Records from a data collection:
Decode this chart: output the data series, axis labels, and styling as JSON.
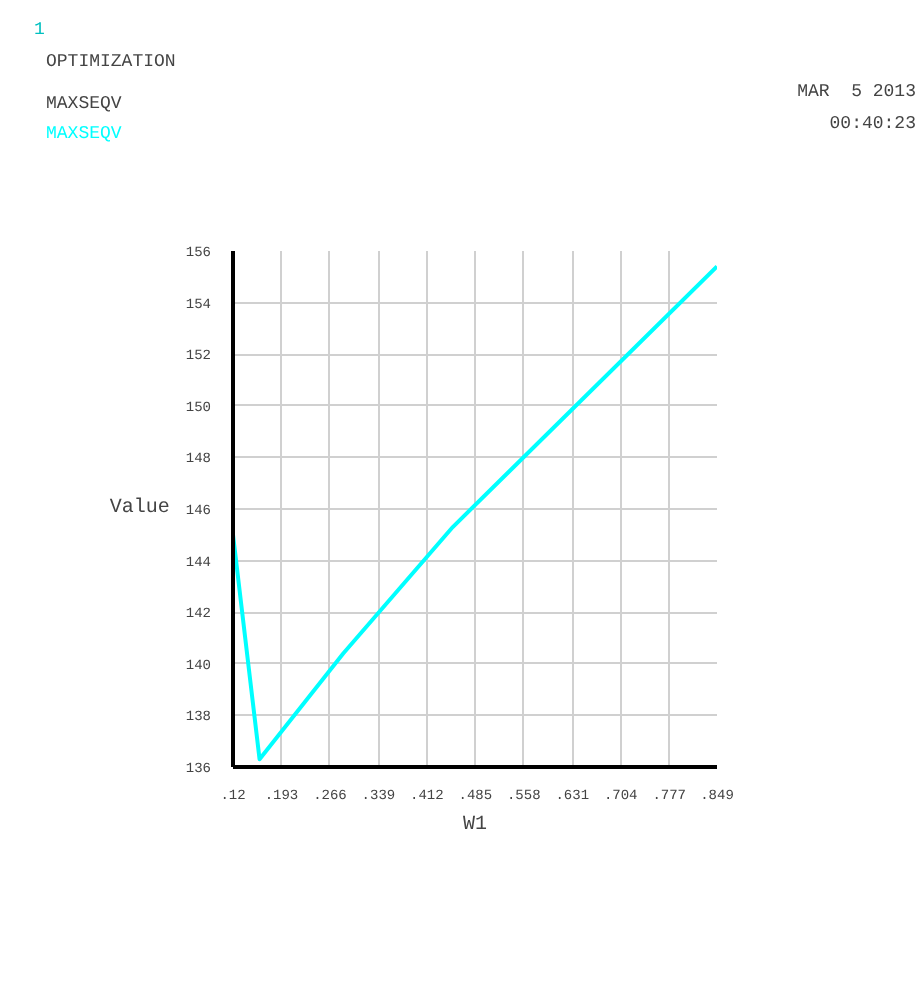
{
  "chart_data": {
    "type": "line",
    "title": "OPTIMIZATION",
    "subtitle": "MAXSEQV",
    "xlabel": "W1",
    "ylabel": "Value",
    "annotations": [
      "1",
      "MAR  5 2013",
      "00:40:23"
    ],
    "x": [
      0.12,
      0.16,
      0.286,
      0.451,
      0.849
    ],
    "series": [
      {
        "name": "MAXSEQV",
        "color": "#00ffff",
        "values": [
          145.0,
          136.3,
          140.4,
          145.3,
          155.4
        ]
      }
    ],
    "xlim": [
      0.12,
      0.849
    ],
    "xticks": [
      {
        "value": 0.12,
        "label": ".12"
      },
      {
        "value": 0.193,
        "label": ".193"
      },
      {
        "value": 0.266,
        "label": ".266"
      },
      {
        "value": 0.339,
        "label": ".339"
      },
      {
        "value": 0.412,
        "label": ".412"
      },
      {
        "value": 0.485,
        "label": ".485"
      },
      {
        "value": 0.558,
        "label": ".558"
      },
      {
        "value": 0.631,
        "label": ".631"
      },
      {
        "value": 0.704,
        "label": ".704"
      },
      {
        "value": 0.777,
        "label": ".777"
      },
      {
        "value": 0.849,
        "label": ".849"
      }
    ],
    "ylim": [
      136,
      156
    ],
    "yticks": [
      136,
      138,
      140,
      142,
      144,
      146,
      148,
      150,
      152,
      154,
      156
    ],
    "grid": true,
    "marker": "none",
    "line_style": "solid"
  }
}
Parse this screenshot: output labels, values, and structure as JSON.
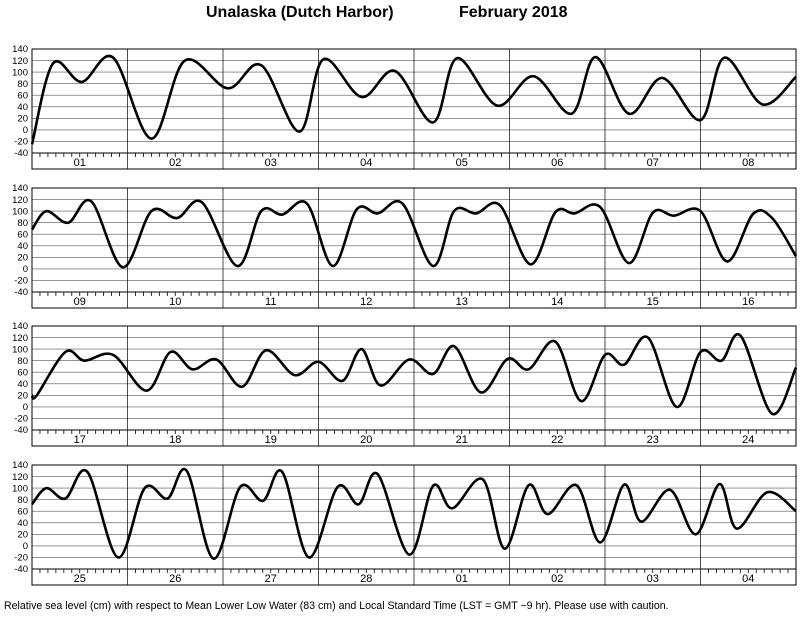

EXERCISE AIM: Return to the listing above and set it down exactly, leaving out its pictures.

REPLY TO THE TASK:
Decode this chart: output the data series, axis labels, and styling as JSON.
{
  "chart_data": {
    "type": "line",
    "title": "OPTIMIZATION",
    "subtitle": "MAXSEQV",
    "xlabel": "W1",
    "ylabel": "Value",
    "annotations": [
      "1",
      "MAR  5 2013",
      "00:40:23"
    ],
    "x": [
      0.12,
      0.16,
      0.286,
      0.451,
      0.849
    ],
    "series": [
      {
        "name": "MAXSEQV",
        "color": "#00ffff",
        "values": [
          145.0,
          136.3,
          140.4,
          145.3,
          155.4
        ]
      }
    ],
    "xlim": [
      0.12,
      0.849
    ],
    "xticks": [
      {
        "value": 0.12,
        "label": ".12"
      },
      {
        "value": 0.193,
        "label": ".193"
      },
      {
        "value": 0.266,
        "label": ".266"
      },
      {
        "value": 0.339,
        "label": ".339"
      },
      {
        "value": 0.412,
        "label": ".412"
      },
      {
        "value": 0.485,
        "label": ".485"
      },
      {
        "value": 0.558,
        "label": ".558"
      },
      {
        "value": 0.631,
        "label": ".631"
      },
      {
        "value": 0.704,
        "label": ".704"
      },
      {
        "value": 0.777,
        "label": ".777"
      },
      {
        "value": 0.849,
        "label": ".849"
      }
    ],
    "ylim": [
      136,
      156
    ],
    "yticks": [
      136,
      138,
      140,
      142,
      144,
      146,
      148,
      150,
      152,
      154,
      156
    ],
    "grid": true,
    "marker": "none",
    "line_style": "solid"
  }
}
Parse this screenshot: output labels, values, and structure as JSON.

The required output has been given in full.